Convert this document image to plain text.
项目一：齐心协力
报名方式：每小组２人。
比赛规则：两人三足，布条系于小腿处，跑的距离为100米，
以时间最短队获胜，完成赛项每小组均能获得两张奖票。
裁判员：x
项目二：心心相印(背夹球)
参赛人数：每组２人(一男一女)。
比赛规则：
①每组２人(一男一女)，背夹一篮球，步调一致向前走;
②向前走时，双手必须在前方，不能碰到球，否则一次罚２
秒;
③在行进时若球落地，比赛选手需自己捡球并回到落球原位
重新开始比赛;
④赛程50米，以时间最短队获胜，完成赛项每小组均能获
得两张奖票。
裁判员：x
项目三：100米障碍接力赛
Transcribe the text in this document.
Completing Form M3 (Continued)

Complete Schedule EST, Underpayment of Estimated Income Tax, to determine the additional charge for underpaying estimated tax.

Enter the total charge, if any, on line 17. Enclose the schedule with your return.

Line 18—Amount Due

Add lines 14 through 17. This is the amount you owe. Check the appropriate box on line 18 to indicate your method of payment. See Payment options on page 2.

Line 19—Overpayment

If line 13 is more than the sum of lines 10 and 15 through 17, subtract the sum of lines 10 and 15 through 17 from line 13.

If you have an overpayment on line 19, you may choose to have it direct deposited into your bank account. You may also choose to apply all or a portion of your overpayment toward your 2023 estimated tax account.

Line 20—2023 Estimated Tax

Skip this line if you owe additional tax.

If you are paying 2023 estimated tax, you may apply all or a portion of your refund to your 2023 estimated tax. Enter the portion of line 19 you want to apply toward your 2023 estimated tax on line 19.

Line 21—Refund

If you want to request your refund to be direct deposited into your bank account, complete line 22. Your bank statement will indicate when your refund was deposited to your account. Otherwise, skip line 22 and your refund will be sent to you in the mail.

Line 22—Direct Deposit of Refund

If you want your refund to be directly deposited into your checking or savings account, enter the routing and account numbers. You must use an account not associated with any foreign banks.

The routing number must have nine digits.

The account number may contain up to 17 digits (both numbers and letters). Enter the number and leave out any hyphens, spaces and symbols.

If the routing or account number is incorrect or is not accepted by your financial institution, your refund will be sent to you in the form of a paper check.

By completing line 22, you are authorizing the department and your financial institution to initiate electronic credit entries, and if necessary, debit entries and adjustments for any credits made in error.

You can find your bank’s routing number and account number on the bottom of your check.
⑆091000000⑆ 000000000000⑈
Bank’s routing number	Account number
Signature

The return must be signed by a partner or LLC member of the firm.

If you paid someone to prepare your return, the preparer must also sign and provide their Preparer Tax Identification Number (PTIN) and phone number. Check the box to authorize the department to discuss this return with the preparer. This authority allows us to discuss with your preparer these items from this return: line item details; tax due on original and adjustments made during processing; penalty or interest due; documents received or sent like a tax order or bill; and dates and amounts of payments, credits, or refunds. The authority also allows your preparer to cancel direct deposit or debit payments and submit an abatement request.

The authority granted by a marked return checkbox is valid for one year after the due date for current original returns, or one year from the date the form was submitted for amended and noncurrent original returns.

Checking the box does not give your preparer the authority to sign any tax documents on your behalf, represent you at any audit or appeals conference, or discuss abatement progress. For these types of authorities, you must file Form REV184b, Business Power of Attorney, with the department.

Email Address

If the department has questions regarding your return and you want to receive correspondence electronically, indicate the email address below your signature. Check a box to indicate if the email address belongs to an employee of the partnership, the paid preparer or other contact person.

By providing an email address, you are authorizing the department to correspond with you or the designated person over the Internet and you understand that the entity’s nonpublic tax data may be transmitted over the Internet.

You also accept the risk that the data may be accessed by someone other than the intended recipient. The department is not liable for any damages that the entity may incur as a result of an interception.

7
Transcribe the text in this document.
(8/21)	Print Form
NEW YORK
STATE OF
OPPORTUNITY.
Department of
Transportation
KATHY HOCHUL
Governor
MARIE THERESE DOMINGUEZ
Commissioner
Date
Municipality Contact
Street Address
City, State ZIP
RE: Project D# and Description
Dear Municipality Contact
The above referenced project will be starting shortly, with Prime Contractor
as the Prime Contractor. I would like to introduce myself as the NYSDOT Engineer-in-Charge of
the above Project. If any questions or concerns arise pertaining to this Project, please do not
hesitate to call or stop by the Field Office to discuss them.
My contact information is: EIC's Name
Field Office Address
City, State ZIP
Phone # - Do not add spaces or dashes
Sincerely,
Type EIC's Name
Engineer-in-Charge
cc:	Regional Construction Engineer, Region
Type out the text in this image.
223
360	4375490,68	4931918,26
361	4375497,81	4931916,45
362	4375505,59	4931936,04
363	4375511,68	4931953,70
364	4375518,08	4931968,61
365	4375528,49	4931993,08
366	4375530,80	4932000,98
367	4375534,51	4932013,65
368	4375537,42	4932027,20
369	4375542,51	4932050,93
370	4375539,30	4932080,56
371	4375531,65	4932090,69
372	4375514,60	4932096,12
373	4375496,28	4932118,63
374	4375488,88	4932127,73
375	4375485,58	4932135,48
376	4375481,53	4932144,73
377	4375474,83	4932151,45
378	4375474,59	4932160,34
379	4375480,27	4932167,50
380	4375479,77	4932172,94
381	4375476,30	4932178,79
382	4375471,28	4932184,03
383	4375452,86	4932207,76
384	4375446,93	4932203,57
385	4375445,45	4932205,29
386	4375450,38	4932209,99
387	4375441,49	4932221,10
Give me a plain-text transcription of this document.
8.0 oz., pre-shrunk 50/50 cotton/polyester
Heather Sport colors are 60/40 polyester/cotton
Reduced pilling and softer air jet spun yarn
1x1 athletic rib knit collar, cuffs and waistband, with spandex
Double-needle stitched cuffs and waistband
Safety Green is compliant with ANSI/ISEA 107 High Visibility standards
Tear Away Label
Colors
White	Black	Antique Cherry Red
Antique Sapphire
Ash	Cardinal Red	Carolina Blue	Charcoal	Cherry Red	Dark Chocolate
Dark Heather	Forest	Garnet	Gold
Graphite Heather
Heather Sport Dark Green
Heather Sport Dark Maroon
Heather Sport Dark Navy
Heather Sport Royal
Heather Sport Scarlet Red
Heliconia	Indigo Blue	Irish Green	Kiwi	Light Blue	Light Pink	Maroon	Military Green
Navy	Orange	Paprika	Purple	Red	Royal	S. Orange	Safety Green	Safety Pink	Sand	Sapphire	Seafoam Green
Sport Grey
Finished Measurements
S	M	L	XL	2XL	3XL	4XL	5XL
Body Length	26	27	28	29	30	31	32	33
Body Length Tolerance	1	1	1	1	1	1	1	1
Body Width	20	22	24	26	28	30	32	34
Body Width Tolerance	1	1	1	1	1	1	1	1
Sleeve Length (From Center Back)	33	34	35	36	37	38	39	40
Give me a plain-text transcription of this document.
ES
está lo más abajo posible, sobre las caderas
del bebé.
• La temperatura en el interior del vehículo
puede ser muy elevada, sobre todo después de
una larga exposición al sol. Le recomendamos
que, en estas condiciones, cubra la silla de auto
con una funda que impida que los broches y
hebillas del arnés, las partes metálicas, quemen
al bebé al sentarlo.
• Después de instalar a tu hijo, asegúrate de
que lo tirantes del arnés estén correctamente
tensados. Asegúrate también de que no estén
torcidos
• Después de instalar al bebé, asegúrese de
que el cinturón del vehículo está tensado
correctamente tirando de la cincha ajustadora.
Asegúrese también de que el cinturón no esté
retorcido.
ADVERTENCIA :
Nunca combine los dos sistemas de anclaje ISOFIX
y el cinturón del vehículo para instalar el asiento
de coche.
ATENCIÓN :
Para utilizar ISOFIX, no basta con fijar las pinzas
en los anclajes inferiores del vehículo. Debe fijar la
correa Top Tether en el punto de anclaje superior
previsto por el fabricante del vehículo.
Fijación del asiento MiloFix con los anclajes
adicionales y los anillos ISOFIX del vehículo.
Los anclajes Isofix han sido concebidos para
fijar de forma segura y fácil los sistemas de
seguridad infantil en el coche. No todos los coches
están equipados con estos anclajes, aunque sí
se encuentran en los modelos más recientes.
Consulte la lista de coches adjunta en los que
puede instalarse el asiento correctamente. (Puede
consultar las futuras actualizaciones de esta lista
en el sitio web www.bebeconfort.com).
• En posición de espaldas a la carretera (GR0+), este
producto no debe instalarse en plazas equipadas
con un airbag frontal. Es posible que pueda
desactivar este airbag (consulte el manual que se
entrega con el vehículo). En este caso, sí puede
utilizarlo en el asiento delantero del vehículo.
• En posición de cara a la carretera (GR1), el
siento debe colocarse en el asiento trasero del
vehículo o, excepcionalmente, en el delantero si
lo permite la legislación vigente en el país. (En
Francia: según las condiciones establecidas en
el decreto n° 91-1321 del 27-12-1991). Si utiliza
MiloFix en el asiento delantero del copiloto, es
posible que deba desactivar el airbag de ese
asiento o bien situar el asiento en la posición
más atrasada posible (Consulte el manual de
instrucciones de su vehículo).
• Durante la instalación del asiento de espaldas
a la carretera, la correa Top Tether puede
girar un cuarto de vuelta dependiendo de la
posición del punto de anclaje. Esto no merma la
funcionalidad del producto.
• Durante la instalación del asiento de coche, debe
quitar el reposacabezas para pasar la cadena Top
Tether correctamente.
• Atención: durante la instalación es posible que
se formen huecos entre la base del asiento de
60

EXERCISE AIM> Identify the lines above that contain the word "will", then copy them.

EXERCISE SOLUTION>
If you want to request your refund to be direct deposited into your bank account, complete line 22. Your bank statement will indicate when your refund was deposited to your account. Otherwise, skip line 22 and your refund will be sent to you in the mail.
If the routing or account number is incorrect or is not accepted by your financial institution, your refund will be sent to you in the form of a paper check.
The above referenced project will be starting shortly, with Prime Contractor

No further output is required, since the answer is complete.